▶ Written problem
Every line of the data that contains the string "يونس" must be copied.

## start Data entries

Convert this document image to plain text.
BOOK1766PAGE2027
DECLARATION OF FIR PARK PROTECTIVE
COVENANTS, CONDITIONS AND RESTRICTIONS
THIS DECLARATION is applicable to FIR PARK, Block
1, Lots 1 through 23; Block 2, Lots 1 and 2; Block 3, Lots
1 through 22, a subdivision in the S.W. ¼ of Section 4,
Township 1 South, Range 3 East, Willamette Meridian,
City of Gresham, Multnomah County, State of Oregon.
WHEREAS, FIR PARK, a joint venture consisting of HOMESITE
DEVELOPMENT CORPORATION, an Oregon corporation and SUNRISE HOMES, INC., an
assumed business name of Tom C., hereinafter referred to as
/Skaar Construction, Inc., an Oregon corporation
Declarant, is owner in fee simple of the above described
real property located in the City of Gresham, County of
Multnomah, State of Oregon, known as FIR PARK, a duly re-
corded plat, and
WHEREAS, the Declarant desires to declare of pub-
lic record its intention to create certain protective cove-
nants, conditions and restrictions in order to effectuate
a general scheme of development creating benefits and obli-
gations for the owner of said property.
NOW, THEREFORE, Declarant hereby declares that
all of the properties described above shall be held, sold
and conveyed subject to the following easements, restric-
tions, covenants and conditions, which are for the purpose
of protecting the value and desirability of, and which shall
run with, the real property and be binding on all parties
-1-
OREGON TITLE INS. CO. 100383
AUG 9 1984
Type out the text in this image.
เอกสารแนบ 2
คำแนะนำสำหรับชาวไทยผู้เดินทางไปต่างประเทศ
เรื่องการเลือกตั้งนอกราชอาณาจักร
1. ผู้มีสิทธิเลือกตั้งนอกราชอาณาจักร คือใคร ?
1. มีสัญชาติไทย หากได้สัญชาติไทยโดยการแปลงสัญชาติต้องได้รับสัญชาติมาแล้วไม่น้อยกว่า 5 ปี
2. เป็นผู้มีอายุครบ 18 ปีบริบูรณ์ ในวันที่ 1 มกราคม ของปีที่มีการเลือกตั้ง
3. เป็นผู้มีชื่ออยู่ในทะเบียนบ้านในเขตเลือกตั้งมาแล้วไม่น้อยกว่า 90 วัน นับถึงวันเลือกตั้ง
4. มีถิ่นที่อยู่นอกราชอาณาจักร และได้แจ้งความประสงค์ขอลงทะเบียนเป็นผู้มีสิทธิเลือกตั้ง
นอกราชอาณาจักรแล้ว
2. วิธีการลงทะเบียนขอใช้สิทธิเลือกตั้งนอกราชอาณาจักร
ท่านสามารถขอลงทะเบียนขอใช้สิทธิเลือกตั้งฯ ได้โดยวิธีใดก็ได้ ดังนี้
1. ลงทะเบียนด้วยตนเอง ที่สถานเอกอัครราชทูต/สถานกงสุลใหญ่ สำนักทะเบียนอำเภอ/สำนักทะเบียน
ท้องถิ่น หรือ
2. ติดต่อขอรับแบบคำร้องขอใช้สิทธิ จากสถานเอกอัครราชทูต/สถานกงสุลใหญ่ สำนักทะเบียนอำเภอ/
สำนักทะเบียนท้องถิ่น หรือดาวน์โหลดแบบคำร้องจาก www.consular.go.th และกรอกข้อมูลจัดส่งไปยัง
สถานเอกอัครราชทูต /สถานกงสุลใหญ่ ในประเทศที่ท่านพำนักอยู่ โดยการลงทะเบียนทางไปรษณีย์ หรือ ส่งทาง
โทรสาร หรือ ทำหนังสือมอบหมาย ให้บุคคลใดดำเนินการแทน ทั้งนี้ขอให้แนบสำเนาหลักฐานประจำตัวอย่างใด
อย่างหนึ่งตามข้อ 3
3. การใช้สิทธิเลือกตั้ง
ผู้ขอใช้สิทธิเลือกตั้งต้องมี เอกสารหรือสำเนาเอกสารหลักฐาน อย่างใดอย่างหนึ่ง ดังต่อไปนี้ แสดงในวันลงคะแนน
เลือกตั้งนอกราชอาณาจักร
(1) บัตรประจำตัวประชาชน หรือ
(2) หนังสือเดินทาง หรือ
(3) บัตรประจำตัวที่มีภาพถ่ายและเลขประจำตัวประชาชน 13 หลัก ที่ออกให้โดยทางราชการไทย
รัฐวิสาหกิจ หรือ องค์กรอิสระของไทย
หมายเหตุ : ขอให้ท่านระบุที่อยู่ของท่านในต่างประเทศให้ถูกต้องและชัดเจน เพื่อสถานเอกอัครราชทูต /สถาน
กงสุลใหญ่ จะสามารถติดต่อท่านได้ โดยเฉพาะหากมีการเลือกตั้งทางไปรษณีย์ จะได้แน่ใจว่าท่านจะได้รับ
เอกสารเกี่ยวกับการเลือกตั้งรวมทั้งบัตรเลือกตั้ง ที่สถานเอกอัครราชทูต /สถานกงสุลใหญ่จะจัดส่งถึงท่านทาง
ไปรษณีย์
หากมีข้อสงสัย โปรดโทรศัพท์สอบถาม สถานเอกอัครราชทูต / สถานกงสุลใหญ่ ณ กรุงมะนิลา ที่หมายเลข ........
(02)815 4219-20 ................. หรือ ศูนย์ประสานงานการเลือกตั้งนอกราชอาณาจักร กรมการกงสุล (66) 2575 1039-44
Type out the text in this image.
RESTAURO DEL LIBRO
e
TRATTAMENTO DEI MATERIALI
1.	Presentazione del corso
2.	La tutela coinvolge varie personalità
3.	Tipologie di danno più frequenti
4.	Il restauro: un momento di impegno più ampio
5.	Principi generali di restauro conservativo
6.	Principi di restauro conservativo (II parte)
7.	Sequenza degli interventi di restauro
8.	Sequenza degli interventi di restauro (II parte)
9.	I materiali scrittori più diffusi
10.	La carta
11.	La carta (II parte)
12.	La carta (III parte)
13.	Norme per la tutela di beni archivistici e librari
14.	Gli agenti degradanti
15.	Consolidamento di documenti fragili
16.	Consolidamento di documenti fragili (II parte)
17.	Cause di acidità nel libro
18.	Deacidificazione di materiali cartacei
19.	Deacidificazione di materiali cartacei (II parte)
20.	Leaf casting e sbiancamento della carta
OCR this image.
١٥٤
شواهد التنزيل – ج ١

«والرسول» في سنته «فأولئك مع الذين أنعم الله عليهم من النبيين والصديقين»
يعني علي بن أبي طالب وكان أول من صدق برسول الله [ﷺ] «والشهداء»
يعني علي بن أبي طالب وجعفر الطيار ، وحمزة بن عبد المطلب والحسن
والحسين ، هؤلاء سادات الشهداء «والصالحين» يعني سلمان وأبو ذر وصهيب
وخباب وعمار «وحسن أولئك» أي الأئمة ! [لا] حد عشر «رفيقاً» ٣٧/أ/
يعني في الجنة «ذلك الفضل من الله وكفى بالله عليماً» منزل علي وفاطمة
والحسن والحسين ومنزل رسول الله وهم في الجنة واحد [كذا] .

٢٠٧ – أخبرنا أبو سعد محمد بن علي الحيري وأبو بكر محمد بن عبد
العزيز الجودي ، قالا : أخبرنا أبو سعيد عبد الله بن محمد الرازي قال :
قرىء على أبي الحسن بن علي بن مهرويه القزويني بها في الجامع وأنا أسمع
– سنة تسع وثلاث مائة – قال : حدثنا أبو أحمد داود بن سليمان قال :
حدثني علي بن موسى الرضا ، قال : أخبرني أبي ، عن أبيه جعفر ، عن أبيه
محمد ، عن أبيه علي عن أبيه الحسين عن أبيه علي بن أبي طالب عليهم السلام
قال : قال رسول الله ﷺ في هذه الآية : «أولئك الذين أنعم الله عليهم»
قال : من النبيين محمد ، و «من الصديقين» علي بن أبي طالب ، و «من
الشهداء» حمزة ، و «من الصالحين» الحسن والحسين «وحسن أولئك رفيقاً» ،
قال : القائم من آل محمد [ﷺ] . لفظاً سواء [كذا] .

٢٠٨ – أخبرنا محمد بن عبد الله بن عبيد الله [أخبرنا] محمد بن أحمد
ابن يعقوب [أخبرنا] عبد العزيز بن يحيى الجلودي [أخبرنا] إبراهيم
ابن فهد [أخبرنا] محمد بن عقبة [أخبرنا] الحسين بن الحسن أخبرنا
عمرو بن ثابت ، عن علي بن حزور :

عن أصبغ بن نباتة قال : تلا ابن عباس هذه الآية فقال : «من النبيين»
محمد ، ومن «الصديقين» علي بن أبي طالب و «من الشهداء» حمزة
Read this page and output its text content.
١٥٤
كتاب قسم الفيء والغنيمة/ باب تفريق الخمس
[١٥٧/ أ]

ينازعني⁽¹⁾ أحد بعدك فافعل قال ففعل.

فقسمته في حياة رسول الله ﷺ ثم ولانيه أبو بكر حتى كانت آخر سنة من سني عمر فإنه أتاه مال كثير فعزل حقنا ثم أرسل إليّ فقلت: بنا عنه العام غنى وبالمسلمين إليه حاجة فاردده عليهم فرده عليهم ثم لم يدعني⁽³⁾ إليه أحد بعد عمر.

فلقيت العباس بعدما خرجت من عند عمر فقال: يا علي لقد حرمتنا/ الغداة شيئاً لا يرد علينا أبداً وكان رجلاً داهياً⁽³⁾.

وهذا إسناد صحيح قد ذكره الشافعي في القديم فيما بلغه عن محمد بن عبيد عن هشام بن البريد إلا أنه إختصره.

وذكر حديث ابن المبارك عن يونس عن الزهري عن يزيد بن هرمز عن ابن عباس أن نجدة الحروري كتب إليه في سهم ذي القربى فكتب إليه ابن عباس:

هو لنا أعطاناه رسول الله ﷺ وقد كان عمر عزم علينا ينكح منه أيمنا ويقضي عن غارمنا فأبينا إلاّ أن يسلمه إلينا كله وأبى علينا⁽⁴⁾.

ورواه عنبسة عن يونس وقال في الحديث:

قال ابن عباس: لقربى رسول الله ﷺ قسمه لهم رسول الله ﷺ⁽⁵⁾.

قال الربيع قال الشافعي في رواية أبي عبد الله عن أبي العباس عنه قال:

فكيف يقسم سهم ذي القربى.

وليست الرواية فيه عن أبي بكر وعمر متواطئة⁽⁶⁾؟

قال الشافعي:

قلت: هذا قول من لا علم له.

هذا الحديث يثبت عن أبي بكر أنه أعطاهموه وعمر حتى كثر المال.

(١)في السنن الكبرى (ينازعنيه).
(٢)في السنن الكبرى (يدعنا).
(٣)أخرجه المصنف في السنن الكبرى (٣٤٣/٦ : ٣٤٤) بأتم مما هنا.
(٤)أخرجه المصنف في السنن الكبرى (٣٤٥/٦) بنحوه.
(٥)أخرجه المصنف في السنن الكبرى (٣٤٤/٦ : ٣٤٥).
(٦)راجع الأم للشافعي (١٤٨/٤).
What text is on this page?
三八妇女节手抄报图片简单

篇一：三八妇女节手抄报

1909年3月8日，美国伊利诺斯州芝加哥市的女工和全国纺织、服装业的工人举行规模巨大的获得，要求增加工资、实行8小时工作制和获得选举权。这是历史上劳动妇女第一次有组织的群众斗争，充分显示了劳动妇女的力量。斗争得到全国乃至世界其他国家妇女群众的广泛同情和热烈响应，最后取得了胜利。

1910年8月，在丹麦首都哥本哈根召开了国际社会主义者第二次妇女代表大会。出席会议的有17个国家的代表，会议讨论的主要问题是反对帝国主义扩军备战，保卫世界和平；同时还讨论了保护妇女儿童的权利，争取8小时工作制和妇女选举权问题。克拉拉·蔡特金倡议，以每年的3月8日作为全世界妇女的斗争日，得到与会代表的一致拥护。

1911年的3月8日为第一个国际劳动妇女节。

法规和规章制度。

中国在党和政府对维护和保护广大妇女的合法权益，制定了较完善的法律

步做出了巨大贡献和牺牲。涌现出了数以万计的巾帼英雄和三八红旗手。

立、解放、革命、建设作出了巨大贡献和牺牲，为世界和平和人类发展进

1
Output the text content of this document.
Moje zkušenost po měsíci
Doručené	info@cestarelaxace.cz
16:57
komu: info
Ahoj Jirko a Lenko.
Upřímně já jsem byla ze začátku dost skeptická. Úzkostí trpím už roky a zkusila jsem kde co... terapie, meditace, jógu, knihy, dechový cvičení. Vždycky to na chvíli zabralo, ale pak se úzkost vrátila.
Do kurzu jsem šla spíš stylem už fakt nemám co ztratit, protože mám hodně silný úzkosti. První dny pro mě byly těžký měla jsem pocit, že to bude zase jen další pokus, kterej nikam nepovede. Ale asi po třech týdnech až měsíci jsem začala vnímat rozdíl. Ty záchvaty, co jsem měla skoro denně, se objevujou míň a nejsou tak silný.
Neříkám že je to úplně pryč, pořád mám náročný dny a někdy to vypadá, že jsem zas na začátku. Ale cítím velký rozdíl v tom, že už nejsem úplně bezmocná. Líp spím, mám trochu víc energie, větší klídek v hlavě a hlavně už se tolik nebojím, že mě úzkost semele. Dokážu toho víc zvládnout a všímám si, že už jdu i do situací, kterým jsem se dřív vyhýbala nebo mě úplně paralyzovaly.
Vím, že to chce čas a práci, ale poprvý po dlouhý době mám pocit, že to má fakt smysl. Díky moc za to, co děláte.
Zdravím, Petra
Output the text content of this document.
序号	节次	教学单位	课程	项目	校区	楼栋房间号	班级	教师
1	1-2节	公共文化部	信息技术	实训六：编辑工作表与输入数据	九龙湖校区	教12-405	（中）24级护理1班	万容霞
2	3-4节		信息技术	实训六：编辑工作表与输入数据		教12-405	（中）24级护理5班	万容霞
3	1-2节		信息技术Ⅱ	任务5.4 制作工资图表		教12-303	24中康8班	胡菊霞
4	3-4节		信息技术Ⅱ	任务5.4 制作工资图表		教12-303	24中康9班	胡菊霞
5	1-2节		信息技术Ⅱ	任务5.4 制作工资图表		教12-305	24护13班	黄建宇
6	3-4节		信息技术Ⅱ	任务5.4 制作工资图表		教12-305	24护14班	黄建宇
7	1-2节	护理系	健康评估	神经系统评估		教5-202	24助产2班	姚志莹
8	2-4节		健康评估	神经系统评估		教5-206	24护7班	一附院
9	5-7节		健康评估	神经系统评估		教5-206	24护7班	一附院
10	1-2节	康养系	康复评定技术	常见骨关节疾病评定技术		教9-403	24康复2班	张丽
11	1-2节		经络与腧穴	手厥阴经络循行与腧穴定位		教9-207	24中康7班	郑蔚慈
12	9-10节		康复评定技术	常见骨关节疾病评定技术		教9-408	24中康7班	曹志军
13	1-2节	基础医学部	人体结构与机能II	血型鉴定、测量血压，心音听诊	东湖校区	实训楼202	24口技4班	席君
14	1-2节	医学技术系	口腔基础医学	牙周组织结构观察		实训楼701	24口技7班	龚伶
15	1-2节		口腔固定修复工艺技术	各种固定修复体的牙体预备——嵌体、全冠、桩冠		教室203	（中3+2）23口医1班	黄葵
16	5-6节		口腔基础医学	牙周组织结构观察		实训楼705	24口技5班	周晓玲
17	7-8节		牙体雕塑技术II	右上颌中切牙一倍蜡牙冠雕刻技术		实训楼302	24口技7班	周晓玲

## end Data entries

▶ Task result
وذكر حديث ابن المبارك عن يونس عن الزهري عن يزيد بن هرمز عن ابن عباس أن نجدة الحروري كتب إليه في سهم ذي القربى فكتب إليه ابن عباس:
ورواه عنبسة عن يونس وقال في الحديث:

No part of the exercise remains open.